Gather each line of the entries below that includes "interface".

>> START

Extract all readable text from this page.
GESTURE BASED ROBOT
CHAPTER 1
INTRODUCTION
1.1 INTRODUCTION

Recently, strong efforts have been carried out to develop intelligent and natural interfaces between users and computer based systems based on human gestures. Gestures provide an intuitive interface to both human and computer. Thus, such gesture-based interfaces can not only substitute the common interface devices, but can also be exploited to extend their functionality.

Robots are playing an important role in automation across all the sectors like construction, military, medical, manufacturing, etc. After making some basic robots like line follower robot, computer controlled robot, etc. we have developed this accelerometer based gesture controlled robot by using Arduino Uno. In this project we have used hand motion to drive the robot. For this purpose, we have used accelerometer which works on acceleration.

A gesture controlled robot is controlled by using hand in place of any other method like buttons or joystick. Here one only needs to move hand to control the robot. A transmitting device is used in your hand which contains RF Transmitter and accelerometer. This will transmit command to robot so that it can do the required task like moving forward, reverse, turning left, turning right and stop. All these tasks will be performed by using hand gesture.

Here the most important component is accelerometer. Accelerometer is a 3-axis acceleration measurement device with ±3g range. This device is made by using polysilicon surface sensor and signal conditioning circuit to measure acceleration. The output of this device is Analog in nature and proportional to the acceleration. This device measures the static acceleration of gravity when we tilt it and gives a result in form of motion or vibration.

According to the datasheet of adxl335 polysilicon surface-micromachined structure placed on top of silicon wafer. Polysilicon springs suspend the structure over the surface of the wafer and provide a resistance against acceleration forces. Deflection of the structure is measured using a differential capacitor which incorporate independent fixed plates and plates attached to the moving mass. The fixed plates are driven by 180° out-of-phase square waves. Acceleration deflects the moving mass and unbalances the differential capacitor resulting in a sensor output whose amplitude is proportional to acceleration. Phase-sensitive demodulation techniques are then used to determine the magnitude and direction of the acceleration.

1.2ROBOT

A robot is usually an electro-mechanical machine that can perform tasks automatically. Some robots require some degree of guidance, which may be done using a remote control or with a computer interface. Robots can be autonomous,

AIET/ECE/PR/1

>> END
>> START

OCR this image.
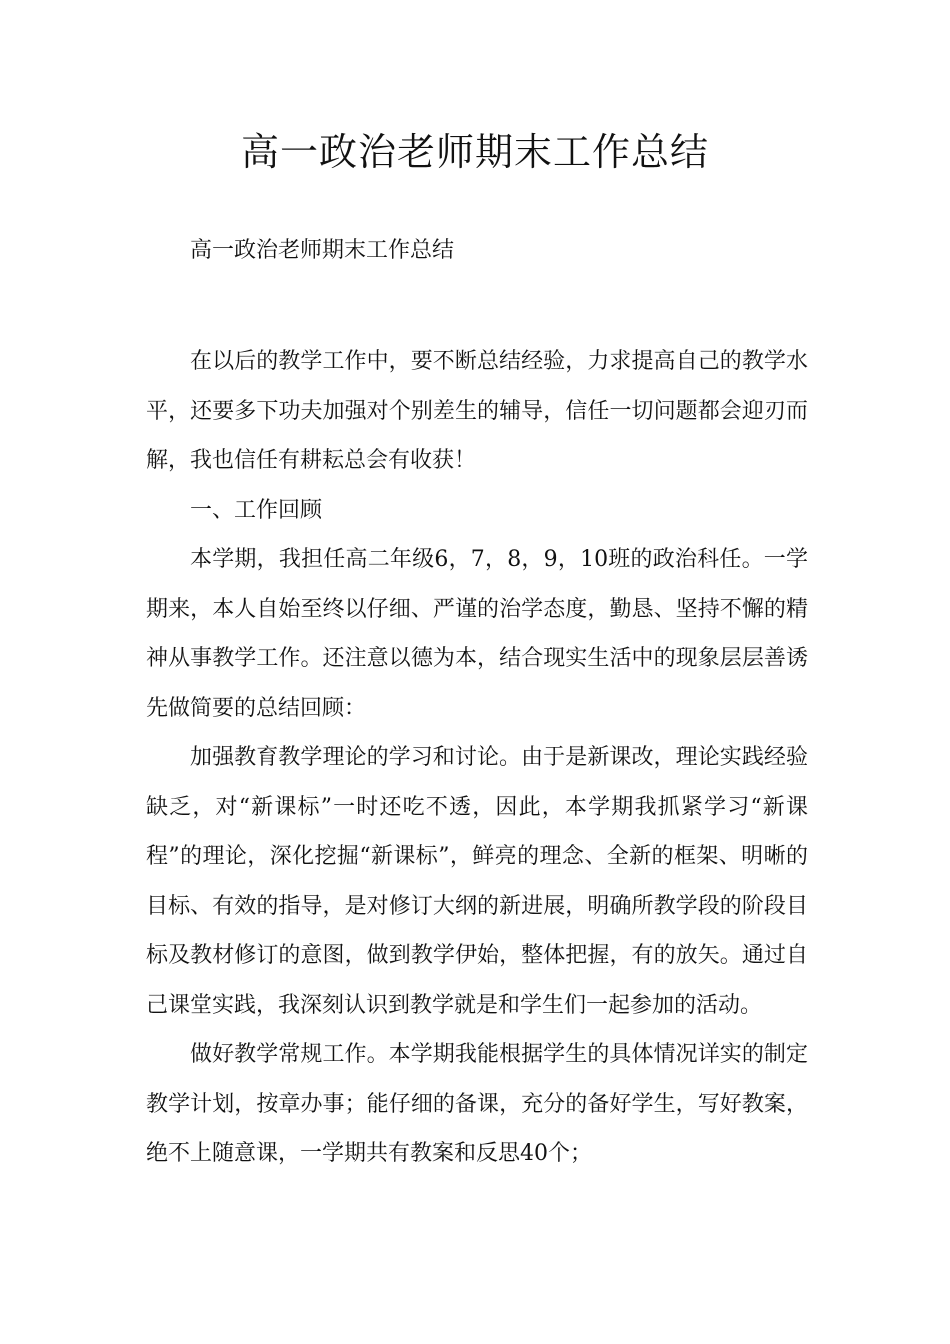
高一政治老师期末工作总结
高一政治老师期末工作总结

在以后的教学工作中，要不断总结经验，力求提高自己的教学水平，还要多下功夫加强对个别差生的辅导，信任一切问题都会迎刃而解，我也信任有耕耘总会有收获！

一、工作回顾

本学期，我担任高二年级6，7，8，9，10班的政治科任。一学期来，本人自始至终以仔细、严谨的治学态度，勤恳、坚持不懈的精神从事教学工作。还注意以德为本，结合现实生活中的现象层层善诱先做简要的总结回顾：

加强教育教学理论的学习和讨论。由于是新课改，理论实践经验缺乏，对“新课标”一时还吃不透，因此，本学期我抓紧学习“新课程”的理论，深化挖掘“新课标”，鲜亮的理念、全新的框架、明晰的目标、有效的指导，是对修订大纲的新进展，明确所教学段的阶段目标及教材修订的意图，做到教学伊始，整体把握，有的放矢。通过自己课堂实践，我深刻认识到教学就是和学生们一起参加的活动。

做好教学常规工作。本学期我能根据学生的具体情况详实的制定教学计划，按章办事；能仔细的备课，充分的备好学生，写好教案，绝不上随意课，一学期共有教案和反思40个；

>> END

▶ _THE SOLUTION_:
Recently, strong efforts have been carried out to develop intelligent and natural interfaces between users and computer based systems based on human gestures. Gestures provide an intuitive interface to both human and computer. Thus, such gesture-based interfaces can not only substitute the common interface devices, but can also be exploited to extend their functionality.
A robot is usually an electro-mechanical machine that can perform tasks automatically. Some robots require some degree of guidance, which may be done using a remote control or with a computer interface. Robots can be autonomous,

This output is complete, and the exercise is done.